A block of data:
::::::::

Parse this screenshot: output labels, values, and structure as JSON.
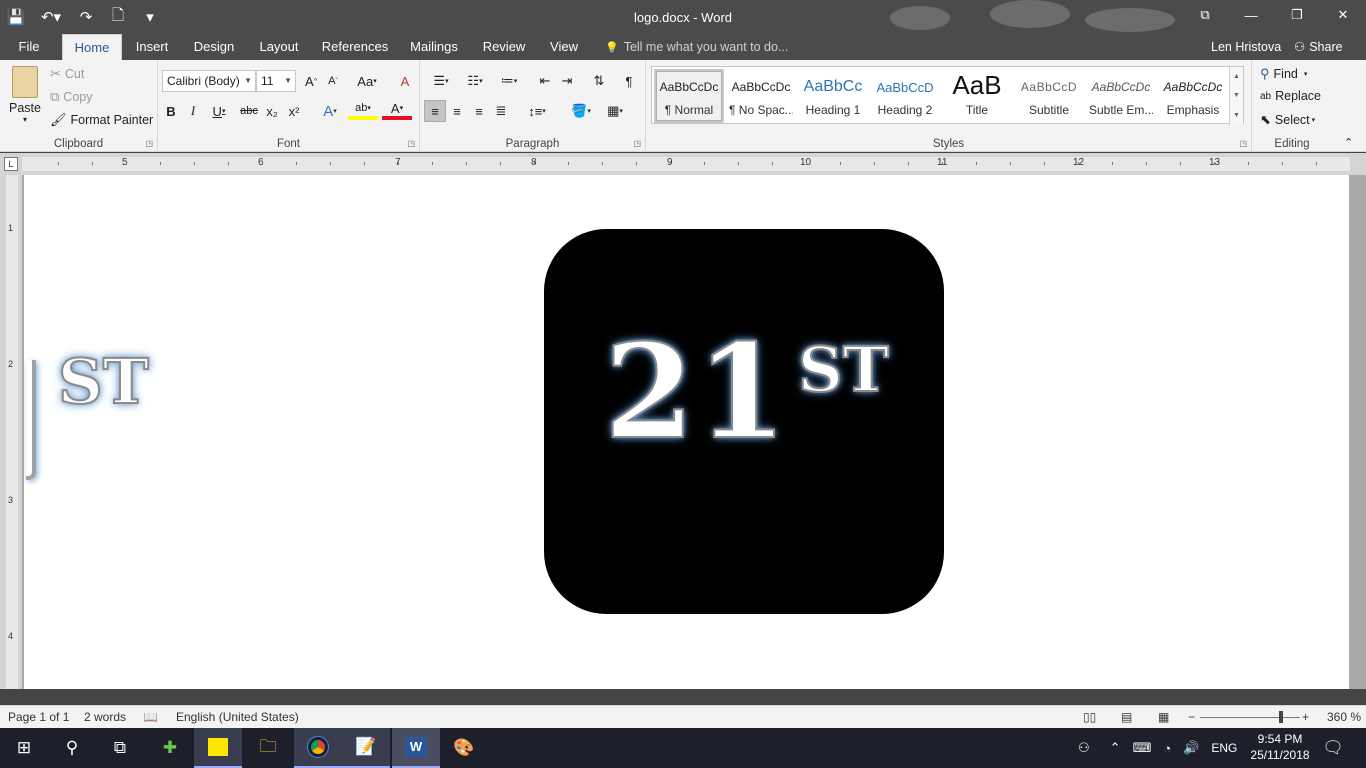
{
  "window": {
    "title": "logo.docx - Word"
  },
  "qat": {
    "save": "💾",
    "undo": "↶▾",
    "redo": "↷",
    "new": "🗋",
    "customize": "▾"
  },
  "winctrl": {
    "ribbon_options": "⧉",
    "minimize": "—",
    "restore": "❐",
    "close": "✕"
  },
  "tabs": [
    "File",
    "Home",
    "Insert",
    "Design",
    "Layout",
    "References",
    "Mailings",
    "Review",
    "View"
  ],
  "tellme": {
    "icon": "💡",
    "text": "Tell me what you want to do..."
  },
  "account": {
    "user": "Len Hristova",
    "share": "Share"
  },
  "clipboard": {
    "paste": "Paste",
    "cut": "Cut",
    "copy": "Copy",
    "format_painter": "Format Painter",
    "label": "Clipboard"
  },
  "font": {
    "name": "Calibri (Body)",
    "size": "11",
    "grow": "A",
    "shrink": "A",
    "case": "Aa",
    "clear": "A",
    "bold": "B",
    "italic": "I",
    "underline": "U",
    "strike": "abc",
    "sub": "x₂",
    "sup": "x²",
    "effects": "A",
    "highlight": "ab",
    "color": "A",
    "label": "Font"
  },
  "paragraph": {
    "label": "Paragraph",
    "pilcrow": "¶"
  },
  "styles": {
    "label": "Styles",
    "items": [
      {
        "preview": "AaBbCcDc",
        "name": "¶ Normal"
      },
      {
        "preview": "AaBbCcDc",
        "name": "¶ No Spac..."
      },
      {
        "preview": "AaBbCc",
        "name": "Heading 1"
      },
      {
        "preview": "AaBbCcD",
        "name": "Heading 2"
      },
      {
        "preview": "AaB",
        "name": "Title"
      },
      {
        "preview": "AaBbCcD",
        "name": "Subtitle"
      },
      {
        "preview": "AaBbCcDc",
        "name": "Subtle Em..."
      },
      {
        "preview": "AaBbCcDc",
        "name": "Emphasis"
      }
    ]
  },
  "editing": {
    "find": "Find",
    "replace": "Replace",
    "select": "Select",
    "label": "Editing"
  },
  "ruler": {
    "h": [
      "5",
      "6",
      "7",
      "8",
      "9",
      "10",
      "11",
      "12",
      "13"
    ],
    "v": [
      "1",
      "2",
      "3",
      "4"
    ],
    "corner": "L"
  },
  "document": {
    "logo_number": "21",
    "logo_sup": "ST",
    "ghost_sup": "ST"
  },
  "status": {
    "page": "Page 1 of 1",
    "words": "2 words",
    "language": "English (United States)",
    "zoom": "360 %"
  },
  "tray": {
    "lang": "ENG",
    "time": "9:54 PM",
    "date": "25/11/2018"
  }
}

::::::::

[EXERCISE] Copy out the listing exactly as it stands, but not the pictures.

[RESPONSE TO THE TASK]
Parse this screenshot: output labels, values, and structure as JSON.
{
  "window": {
    "title": "logo.docx - Word"
  },
  "qat": {
    "save": "💾",
    "undo": "↶▾",
    "redo": "↷",
    "new": "🗋",
    "customize": "▾"
  },
  "winctrl": {
    "ribbon_options": "⧉",
    "minimize": "—",
    "restore": "❐",
    "close": "✕"
  },
  "tabs": [
    "File",
    "Home",
    "Insert",
    "Design",
    "Layout",
    "References",
    "Mailings",
    "Review",
    "View"
  ],
  "tellme": {
    "icon": "💡",
    "text": "Tell me what you want to do..."
  },
  "account": {
    "user": "Len Hristova",
    "share": "Share"
  },
  "clipboard": {
    "paste": "Paste",
    "cut": "Cut",
    "copy": "Copy",
    "format_painter": "Format Painter",
    "label": "Clipboard"
  },
  "font": {
    "name": "Calibri (Body)",
    "size": "11",
    "grow": "A",
    "shrink": "A",
    "case": "Aa",
    "clear": "A",
    "bold": "B",
    "italic": "I",
    "underline": "U",
    "strike": "abc",
    "sub": "x₂",
    "sup": "x²",
    "effects": "A",
    "highlight": "ab",
    "color": "A",
    "label": "Font"
  },
  "paragraph": {
    "label": "Paragraph",
    "pilcrow": "¶"
  },
  "styles": {
    "label": "Styles",
    "items": [
      {
        "preview": "AaBbCcDc",
        "name": "¶ Normal"
      },
      {
        "preview": "AaBbCcDc",
        "name": "¶ No Spac..."
      },
      {
        "preview": "AaBbCc",
        "name": "Heading 1"
      },
      {
        "preview": "AaBbCcD",
        "name": "Heading 2"
      },
      {
        "preview": "AaB",
        "name": "Title"
      },
      {
        "preview": "AaBbCcD",
        "name": "Subtitle"
      },
      {
        "preview": "AaBbCcDc",
        "name": "Subtle Em..."
      },
      {
        "preview": "AaBbCcDc",
        "name": "Emphasis"
      }
    ]
  },
  "editing": {
    "find": "Find",
    "replace": "Replace",
    "select": "Select",
    "label": "Editing"
  },
  "ruler": {
    "h": [
      "5",
      "6",
      "7",
      "8",
      "9",
      "10",
      "11",
      "12",
      "13"
    ],
    "v": [
      "1",
      "2",
      "3",
      "4"
    ],
    "corner": "L"
  },
  "document": {
    "logo_number": "21",
    "logo_sup": "ST",
    "ghost_sup": "ST"
  },
  "status": {
    "page": "Page 1 of 1",
    "words": "2 words",
    "language": "English (United States)",
    "zoom": "360 %"
  },
  "tray": {
    "lang": "ENG",
    "time": "9:54 PM",
    "date": "25/11/2018"
  }
}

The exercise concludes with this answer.